SOURCE MATERIAL
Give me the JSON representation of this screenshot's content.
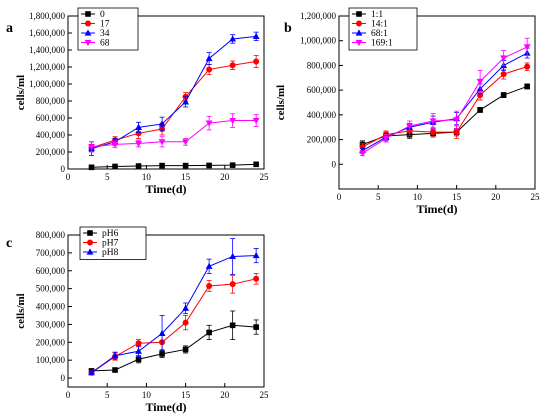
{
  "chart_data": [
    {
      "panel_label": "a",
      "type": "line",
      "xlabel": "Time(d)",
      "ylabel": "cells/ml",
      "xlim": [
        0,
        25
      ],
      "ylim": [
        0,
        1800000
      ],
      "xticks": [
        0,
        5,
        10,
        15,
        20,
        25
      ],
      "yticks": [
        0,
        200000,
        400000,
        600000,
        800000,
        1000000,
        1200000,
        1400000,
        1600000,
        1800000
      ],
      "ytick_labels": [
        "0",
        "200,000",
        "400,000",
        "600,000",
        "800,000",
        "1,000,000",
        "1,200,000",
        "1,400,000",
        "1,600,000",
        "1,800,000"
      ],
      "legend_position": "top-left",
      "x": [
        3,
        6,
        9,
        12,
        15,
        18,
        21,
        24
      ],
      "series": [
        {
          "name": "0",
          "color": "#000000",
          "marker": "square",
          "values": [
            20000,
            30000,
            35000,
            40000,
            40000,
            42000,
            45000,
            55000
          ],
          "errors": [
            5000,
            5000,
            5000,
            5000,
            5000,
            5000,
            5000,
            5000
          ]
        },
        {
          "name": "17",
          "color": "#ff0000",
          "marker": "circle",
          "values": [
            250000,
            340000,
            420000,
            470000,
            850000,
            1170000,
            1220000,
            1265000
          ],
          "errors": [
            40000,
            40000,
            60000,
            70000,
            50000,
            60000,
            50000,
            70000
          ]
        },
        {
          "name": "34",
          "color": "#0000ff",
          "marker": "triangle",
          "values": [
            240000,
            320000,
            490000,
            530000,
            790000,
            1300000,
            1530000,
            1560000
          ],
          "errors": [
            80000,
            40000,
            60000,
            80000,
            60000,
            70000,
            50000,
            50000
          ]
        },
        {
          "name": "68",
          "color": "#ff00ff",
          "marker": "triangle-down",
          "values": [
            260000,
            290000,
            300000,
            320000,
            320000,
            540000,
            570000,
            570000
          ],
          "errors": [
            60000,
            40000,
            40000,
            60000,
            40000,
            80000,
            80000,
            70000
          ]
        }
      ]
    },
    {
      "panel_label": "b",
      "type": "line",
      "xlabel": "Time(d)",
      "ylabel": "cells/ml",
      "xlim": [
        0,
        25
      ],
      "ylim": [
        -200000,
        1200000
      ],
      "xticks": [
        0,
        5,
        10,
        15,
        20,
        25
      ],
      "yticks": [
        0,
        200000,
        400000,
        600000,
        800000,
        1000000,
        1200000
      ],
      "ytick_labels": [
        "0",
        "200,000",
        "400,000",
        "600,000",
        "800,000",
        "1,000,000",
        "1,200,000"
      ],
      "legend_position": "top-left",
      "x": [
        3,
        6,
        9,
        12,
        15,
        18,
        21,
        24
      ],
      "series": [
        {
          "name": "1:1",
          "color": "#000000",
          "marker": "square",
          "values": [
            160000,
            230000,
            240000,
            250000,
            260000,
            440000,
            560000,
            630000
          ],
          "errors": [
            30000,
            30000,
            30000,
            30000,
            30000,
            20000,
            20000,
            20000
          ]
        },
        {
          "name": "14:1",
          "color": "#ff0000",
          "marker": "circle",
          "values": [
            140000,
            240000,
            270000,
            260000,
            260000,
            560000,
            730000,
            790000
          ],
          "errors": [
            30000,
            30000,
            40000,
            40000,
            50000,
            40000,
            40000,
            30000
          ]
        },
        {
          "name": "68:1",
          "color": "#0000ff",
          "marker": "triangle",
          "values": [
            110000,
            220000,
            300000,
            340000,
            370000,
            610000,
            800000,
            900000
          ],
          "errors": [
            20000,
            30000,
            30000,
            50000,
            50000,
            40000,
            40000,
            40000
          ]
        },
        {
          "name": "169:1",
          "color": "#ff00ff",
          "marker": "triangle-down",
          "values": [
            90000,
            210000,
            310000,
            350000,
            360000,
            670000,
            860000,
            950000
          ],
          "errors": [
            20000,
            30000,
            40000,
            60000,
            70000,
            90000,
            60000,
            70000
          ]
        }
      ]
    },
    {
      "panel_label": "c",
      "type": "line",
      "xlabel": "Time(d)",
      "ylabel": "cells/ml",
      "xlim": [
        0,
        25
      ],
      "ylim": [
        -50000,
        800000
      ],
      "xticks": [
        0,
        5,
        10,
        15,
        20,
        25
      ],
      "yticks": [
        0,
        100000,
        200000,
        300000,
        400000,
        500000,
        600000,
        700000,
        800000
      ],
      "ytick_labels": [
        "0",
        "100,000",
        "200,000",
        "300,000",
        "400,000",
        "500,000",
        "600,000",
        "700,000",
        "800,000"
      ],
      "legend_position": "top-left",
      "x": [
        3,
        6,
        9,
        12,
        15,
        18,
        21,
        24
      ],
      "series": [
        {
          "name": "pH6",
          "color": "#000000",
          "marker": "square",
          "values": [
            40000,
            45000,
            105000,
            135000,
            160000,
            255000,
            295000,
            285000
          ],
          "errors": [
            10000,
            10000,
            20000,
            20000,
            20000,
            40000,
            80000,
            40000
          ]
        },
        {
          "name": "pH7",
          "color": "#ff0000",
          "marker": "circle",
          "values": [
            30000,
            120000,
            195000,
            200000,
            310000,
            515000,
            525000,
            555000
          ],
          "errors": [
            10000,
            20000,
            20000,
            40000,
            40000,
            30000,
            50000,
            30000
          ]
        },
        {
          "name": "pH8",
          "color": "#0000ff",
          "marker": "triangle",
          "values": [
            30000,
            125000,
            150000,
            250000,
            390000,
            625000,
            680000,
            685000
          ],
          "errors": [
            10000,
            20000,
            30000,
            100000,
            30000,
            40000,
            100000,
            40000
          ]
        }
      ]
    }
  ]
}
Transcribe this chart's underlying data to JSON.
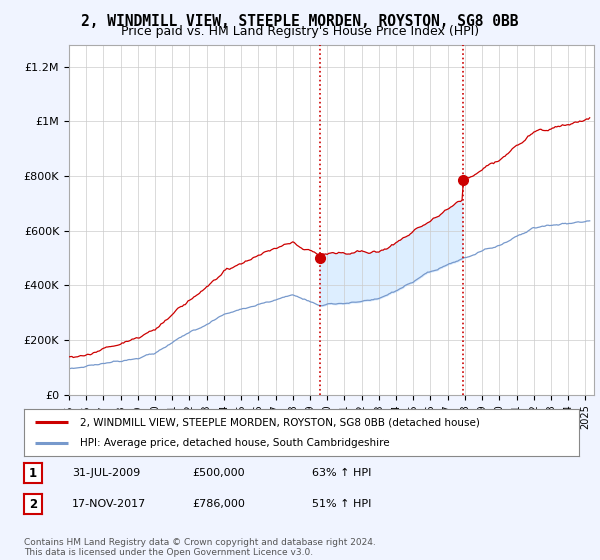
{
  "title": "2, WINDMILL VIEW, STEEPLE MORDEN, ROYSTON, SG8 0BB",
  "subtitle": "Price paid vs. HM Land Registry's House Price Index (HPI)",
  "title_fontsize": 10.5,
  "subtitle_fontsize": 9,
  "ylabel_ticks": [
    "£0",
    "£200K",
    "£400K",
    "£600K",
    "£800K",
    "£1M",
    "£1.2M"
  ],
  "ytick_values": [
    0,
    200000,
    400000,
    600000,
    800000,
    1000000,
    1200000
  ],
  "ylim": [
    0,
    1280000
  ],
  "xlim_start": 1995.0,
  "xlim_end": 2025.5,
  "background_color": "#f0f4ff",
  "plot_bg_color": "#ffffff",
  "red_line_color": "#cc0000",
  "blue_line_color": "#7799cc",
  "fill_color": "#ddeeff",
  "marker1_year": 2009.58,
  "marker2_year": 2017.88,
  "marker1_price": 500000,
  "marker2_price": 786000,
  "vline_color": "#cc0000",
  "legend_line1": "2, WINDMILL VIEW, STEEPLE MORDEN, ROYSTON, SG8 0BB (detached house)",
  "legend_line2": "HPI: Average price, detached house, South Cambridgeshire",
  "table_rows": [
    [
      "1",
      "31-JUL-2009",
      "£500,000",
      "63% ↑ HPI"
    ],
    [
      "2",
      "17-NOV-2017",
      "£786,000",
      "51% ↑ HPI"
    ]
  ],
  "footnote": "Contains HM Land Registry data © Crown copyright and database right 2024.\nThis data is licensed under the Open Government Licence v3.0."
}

STATED TASK
Copy out each record shown above without alteration, skipping any picture.

RESULT OF THE EXERCISE
Give me the JSON representation of this screenshot's content.
{
  "chart_data": [
    {
      "panel_label": "a",
      "type": "line",
      "xlabel": "Time(d)",
      "ylabel": "cells/ml",
      "xlim": [
        0,
        25
      ],
      "ylim": [
        0,
        1800000
      ],
      "xticks": [
        0,
        5,
        10,
        15,
        20,
        25
      ],
      "yticks": [
        0,
        200000,
        400000,
        600000,
        800000,
        1000000,
        1200000,
        1400000,
        1600000,
        1800000
      ],
      "ytick_labels": [
        "0",
        "200,000",
        "400,000",
        "600,000",
        "800,000",
        "1,000,000",
        "1,200,000",
        "1,400,000",
        "1,600,000",
        "1,800,000"
      ],
      "legend_position": "top-left",
      "x": [
        3,
        6,
        9,
        12,
        15,
        18,
        21,
        24
      ],
      "series": [
        {
          "name": "0",
          "color": "#000000",
          "marker": "square",
          "values": [
            20000,
            30000,
            35000,
            40000,
            40000,
            42000,
            45000,
            55000
          ],
          "errors": [
            5000,
            5000,
            5000,
            5000,
            5000,
            5000,
            5000,
            5000
          ]
        },
        {
          "name": "17",
          "color": "#ff0000",
          "marker": "circle",
          "values": [
            250000,
            340000,
            420000,
            470000,
            850000,
            1170000,
            1220000,
            1265000
          ],
          "errors": [
            40000,
            40000,
            60000,
            70000,
            50000,
            60000,
            50000,
            70000
          ]
        },
        {
          "name": "34",
          "color": "#0000ff",
          "marker": "triangle",
          "values": [
            240000,
            320000,
            490000,
            530000,
            790000,
            1300000,
            1530000,
            1560000
          ],
          "errors": [
            80000,
            40000,
            60000,
            80000,
            60000,
            70000,
            50000,
            50000
          ]
        },
        {
          "name": "68",
          "color": "#ff00ff",
          "marker": "triangle-down",
          "values": [
            260000,
            290000,
            300000,
            320000,
            320000,
            540000,
            570000,
            570000
          ],
          "errors": [
            60000,
            40000,
            40000,
            60000,
            40000,
            80000,
            80000,
            70000
          ]
        }
      ]
    },
    {
      "panel_label": "b",
      "type": "line",
      "xlabel": "Time(d)",
      "ylabel": "cells/ml",
      "xlim": [
        0,
        25
      ],
      "ylim": [
        -200000,
        1200000
      ],
      "xticks": [
        0,
        5,
        10,
        15,
        20,
        25
      ],
      "yticks": [
        0,
        200000,
        400000,
        600000,
        800000,
        1000000,
        1200000
      ],
      "ytick_labels": [
        "0",
        "200,000",
        "400,000",
        "600,000",
        "800,000",
        "1,000,000",
        "1,200,000"
      ],
      "legend_position": "top-left",
      "x": [
        3,
        6,
        9,
        12,
        15,
        18,
        21,
        24
      ],
      "series": [
        {
          "name": "1:1",
          "color": "#000000",
          "marker": "square",
          "values": [
            160000,
            230000,
            240000,
            250000,
            260000,
            440000,
            560000,
            630000
          ],
          "errors": [
            30000,
            30000,
            30000,
            30000,
            30000,
            20000,
            20000,
            20000
          ]
        },
        {
          "name": "14:1",
          "color": "#ff0000",
          "marker": "circle",
          "values": [
            140000,
            240000,
            270000,
            260000,
            260000,
            560000,
            730000,
            790000
          ],
          "errors": [
            30000,
            30000,
            40000,
            40000,
            50000,
            40000,
            40000,
            30000
          ]
        },
        {
          "name": "68:1",
          "color": "#0000ff",
          "marker": "triangle",
          "values": [
            110000,
            220000,
            300000,
            340000,
            370000,
            610000,
            800000,
            900000
          ],
          "errors": [
            20000,
            30000,
            30000,
            50000,
            50000,
            40000,
            40000,
            40000
          ]
        },
        {
          "name": "169:1",
          "color": "#ff00ff",
          "marker": "triangle-down",
          "values": [
            90000,
            210000,
            310000,
            350000,
            360000,
            670000,
            860000,
            950000
          ],
          "errors": [
            20000,
            30000,
            40000,
            60000,
            70000,
            90000,
            60000,
            70000
          ]
        }
      ]
    },
    {
      "panel_label": "c",
      "type": "line",
      "xlabel": "Time(d)",
      "ylabel": "cells/ml",
      "xlim": [
        0,
        25
      ],
      "ylim": [
        -50000,
        800000
      ],
      "xticks": [
        0,
        5,
        10,
        15,
        20,
        25
      ],
      "yticks": [
        0,
        100000,
        200000,
        300000,
        400000,
        500000,
        600000,
        700000,
        800000
      ],
      "ytick_labels": [
        "0",
        "100,000",
        "200,000",
        "300,000",
        "400,000",
        "500,000",
        "600,000",
        "700,000",
        "800,000"
      ],
      "legend_position": "top-left",
      "x": [
        3,
        6,
        9,
        12,
        15,
        18,
        21,
        24
      ],
      "series": [
        {
          "name": "pH6",
          "color": "#000000",
          "marker": "square",
          "values": [
            40000,
            45000,
            105000,
            135000,
            160000,
            255000,
            295000,
            285000
          ],
          "errors": [
            10000,
            10000,
            20000,
            20000,
            20000,
            40000,
            80000,
            40000
          ]
        },
        {
          "name": "pH7",
          "color": "#ff0000",
          "marker": "circle",
          "values": [
            30000,
            120000,
            195000,
            200000,
            310000,
            515000,
            525000,
            555000
          ],
          "errors": [
            10000,
            20000,
            20000,
            40000,
            40000,
            30000,
            50000,
            30000
          ]
        },
        {
          "name": "pH8",
          "color": "#0000ff",
          "marker": "triangle",
          "values": [
            30000,
            125000,
            150000,
            250000,
            390000,
            625000,
            680000,
            685000
          ],
          "errors": [
            10000,
            20000,
            30000,
            100000,
            30000,
            40000,
            100000,
            40000
          ]
        }
      ]
    }
  ]
}
Transcribe this chart's underlying data to JSON.
{
  "title": "2, WINDMILL VIEW, STEEPLE MORDEN, ROYSTON, SG8 0BB",
  "subtitle": "Price paid vs. HM Land Registry's House Price Index (HPI)",
  "title_fontsize": 10.5,
  "subtitle_fontsize": 9,
  "ylabel_ticks": [
    "£0",
    "£200K",
    "£400K",
    "£600K",
    "£800K",
    "£1M",
    "£1.2M"
  ],
  "ytick_values": [
    0,
    200000,
    400000,
    600000,
    800000,
    1000000,
    1200000
  ],
  "ylim": [
    0,
    1280000
  ],
  "xlim_start": 1995.0,
  "xlim_end": 2025.5,
  "background_color": "#f0f4ff",
  "plot_bg_color": "#ffffff",
  "red_line_color": "#cc0000",
  "blue_line_color": "#7799cc",
  "fill_color": "#ddeeff",
  "marker1_year": 2009.58,
  "marker2_year": 2017.88,
  "marker1_price": 500000,
  "marker2_price": 786000,
  "vline_color": "#cc0000",
  "legend_line1": "2, WINDMILL VIEW, STEEPLE MORDEN, ROYSTON, SG8 0BB (detached house)",
  "legend_line2": "HPI: Average price, detached house, South Cambridgeshire",
  "table_rows": [
    [
      "1",
      "31-JUL-2009",
      "£500,000",
      "63% ↑ HPI"
    ],
    [
      "2",
      "17-NOV-2017",
      "£786,000",
      "51% ↑ HPI"
    ]
  ],
  "footnote": "Contains HM Land Registry data © Crown copyright and database right 2024.\nThis data is licensed under the Open Government Licence v3.0."
}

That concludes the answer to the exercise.